**PROBLEM DESCRIPTION**
Among the entries, which lines carry the string "Boston"? Copy each of them.

**RECORDS SUPPLIED**
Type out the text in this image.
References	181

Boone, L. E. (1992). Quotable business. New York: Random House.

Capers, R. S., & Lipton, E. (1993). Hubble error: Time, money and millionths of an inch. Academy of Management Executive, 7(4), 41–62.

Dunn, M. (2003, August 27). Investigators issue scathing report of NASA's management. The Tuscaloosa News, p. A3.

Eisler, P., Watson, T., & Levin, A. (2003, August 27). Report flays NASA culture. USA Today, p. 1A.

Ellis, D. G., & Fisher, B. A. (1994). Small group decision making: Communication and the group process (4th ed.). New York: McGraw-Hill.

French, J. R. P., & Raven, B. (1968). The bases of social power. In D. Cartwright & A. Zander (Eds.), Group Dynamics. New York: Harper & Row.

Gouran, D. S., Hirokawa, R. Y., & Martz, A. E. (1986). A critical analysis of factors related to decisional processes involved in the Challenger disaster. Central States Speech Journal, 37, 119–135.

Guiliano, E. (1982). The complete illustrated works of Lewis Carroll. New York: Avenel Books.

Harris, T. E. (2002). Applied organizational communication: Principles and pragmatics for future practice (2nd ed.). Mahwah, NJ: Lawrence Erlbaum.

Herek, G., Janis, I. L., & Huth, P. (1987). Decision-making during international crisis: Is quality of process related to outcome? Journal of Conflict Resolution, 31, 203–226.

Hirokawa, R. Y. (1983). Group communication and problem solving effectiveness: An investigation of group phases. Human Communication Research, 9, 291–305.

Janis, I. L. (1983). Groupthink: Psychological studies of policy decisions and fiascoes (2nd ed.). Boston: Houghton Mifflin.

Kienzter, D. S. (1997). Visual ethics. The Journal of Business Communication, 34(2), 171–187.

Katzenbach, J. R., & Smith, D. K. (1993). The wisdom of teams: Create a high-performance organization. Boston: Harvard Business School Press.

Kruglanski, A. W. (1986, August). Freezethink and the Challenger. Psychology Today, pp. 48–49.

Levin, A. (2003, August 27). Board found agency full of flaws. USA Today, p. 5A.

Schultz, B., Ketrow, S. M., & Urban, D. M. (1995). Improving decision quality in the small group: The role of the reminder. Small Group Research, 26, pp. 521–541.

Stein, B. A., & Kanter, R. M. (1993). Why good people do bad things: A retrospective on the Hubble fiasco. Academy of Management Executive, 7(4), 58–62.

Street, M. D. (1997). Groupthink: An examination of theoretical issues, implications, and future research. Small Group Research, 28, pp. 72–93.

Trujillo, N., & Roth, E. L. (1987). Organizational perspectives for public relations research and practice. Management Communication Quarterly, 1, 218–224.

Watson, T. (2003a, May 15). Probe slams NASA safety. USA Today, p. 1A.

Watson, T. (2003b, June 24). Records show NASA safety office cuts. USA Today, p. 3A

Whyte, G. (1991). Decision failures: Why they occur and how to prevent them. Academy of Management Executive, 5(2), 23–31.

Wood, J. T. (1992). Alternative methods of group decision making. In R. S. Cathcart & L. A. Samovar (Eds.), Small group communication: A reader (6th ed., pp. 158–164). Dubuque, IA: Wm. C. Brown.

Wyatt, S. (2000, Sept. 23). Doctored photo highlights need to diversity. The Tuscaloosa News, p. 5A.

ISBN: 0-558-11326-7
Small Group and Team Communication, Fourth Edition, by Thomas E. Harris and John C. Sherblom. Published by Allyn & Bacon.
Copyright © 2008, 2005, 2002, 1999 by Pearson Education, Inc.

**SOLVED PROBLEM**
Janis, I. L. (1983). Groupthink: Psychological studies of policy decisions and fiascoes (2nd ed.). Boston: Houghton Mifflin.
Katzenbach, J. R., & Smith, D. K. (1993). The wisdom of teams: Create a high-performance organization. Boston: Harvard Business School Press.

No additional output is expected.